[WHAT IS REQUIRED]
Beginning with the line containing "Extract the structured" and ending with the last line, repeat the records exactly.

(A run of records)
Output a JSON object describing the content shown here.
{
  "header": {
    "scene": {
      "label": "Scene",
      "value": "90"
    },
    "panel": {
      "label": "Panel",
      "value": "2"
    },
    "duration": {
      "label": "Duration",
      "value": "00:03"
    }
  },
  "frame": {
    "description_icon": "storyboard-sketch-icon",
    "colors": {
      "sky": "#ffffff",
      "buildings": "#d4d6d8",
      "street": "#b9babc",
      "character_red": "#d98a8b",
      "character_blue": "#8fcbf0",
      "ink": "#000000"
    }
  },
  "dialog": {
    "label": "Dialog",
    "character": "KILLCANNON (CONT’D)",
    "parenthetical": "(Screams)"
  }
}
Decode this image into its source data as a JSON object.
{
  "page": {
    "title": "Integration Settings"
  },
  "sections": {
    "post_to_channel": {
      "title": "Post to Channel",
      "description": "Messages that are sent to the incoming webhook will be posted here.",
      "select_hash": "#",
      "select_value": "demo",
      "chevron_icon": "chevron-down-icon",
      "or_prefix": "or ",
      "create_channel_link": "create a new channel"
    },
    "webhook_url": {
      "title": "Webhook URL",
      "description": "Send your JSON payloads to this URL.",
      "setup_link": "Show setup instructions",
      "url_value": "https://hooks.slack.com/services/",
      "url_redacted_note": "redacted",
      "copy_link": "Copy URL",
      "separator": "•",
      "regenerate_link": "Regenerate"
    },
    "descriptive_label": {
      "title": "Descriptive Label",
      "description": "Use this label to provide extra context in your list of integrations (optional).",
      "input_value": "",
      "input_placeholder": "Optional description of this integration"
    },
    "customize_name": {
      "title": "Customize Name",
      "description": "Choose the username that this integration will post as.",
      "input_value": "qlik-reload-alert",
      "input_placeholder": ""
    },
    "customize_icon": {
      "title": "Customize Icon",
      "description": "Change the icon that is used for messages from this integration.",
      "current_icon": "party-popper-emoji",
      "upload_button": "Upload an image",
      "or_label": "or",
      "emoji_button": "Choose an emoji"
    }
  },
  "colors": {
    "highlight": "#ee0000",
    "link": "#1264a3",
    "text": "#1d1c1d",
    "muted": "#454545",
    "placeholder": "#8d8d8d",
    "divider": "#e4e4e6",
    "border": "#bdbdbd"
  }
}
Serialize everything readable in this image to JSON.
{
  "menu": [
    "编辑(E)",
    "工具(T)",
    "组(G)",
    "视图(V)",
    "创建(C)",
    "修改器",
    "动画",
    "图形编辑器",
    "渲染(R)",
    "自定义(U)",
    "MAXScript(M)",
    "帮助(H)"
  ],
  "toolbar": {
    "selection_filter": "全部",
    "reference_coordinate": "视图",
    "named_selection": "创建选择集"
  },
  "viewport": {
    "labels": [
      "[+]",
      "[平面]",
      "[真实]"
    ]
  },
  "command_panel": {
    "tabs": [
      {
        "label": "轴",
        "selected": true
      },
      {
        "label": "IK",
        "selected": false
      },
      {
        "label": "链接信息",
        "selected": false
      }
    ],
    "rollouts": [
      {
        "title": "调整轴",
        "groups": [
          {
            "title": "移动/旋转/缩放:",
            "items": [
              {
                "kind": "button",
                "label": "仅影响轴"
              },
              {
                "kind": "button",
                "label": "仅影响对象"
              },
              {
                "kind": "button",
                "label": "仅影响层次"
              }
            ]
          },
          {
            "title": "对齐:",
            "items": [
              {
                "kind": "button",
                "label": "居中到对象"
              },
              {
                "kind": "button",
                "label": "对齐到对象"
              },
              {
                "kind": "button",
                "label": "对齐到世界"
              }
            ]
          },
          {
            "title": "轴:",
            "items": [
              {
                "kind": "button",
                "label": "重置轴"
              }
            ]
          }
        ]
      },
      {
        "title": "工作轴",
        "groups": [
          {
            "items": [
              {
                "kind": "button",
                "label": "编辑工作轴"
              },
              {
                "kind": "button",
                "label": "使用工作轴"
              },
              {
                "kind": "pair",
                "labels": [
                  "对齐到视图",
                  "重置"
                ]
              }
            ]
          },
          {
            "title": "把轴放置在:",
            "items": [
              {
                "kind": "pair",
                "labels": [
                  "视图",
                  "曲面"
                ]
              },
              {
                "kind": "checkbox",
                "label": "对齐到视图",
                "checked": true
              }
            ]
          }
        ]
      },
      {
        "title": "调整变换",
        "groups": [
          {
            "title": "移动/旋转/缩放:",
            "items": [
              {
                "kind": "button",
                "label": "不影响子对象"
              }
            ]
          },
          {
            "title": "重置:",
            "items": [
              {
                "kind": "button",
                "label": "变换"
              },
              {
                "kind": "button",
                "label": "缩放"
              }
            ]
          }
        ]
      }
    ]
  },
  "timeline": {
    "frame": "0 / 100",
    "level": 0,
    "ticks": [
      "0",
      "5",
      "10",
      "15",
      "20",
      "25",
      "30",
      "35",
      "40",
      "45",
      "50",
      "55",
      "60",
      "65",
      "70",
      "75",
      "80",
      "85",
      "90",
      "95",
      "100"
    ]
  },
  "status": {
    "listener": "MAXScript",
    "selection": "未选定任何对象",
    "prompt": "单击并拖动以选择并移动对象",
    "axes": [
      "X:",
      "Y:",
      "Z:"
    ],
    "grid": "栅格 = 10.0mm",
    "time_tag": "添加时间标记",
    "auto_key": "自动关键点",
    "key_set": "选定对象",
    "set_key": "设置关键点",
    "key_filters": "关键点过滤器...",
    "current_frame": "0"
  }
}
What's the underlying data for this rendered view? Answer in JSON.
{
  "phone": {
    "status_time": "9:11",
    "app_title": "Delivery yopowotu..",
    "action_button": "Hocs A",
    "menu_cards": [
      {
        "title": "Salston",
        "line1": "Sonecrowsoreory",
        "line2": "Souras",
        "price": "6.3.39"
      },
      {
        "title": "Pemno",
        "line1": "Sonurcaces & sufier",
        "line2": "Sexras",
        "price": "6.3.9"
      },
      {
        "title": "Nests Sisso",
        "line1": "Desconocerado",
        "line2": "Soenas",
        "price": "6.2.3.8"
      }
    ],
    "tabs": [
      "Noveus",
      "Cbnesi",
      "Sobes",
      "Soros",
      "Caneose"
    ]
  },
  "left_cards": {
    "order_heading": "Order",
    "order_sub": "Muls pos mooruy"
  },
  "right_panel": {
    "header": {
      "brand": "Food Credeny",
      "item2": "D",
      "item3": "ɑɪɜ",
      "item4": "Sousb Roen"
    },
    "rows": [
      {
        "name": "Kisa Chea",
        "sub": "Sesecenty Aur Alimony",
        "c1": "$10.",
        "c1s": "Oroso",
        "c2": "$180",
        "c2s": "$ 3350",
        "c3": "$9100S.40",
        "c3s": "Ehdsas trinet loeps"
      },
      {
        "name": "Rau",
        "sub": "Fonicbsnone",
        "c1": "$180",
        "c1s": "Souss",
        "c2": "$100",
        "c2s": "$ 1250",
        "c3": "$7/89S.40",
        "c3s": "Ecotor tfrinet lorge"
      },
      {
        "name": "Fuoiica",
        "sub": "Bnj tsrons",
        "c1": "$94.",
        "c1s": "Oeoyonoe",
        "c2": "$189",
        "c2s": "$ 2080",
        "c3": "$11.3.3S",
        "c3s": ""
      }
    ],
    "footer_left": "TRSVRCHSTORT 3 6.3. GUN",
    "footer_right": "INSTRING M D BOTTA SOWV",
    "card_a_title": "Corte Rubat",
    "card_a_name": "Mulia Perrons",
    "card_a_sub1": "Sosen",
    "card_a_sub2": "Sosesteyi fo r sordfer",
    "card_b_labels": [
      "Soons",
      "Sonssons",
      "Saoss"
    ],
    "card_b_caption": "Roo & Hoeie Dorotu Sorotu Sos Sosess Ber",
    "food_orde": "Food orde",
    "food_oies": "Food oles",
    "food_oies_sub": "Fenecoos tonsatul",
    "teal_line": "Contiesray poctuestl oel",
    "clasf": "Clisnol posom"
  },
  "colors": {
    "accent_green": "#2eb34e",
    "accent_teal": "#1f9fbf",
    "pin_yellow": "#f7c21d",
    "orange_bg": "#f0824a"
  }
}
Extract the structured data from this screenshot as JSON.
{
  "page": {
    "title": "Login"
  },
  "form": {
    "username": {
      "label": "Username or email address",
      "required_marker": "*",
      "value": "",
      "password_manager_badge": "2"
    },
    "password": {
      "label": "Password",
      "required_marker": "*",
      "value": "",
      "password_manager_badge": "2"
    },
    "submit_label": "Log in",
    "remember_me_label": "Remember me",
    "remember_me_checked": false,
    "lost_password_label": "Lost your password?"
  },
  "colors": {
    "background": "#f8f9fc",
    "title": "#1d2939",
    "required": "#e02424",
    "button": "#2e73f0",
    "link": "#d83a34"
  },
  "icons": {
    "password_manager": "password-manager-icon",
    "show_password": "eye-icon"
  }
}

[THE COMPLETED TASK]
Extract the structured data from this screenshot as JSON.
{
  "page": {
    "title": "Login"
  },
  "form": {
    "username": {
      "label": "Username or email address",
      "required_marker": "*",
      "value": "",
      "password_manager_badge": "2"
    },
    "password": {
      "label": "Password",
      "required_marker": "*",
      "value": "",
      "password_manager_badge": "2"
    },
    "submit_label": "Log in",
    "remember_me_label": "Remember me",
    "remember_me_checked": false,
    "lost_password_label": "Lost your password?"
  },
  "colors": {
    "background": "#f8f9fc",
    "title": "#1d2939",
    "required": "#e02424",
    "button": "#2e73f0",
    "link": "#d83a34"
  },
  "icons": {
    "password_manager": "password-manager-icon",
    "show_password": "eye-icon"
  }
}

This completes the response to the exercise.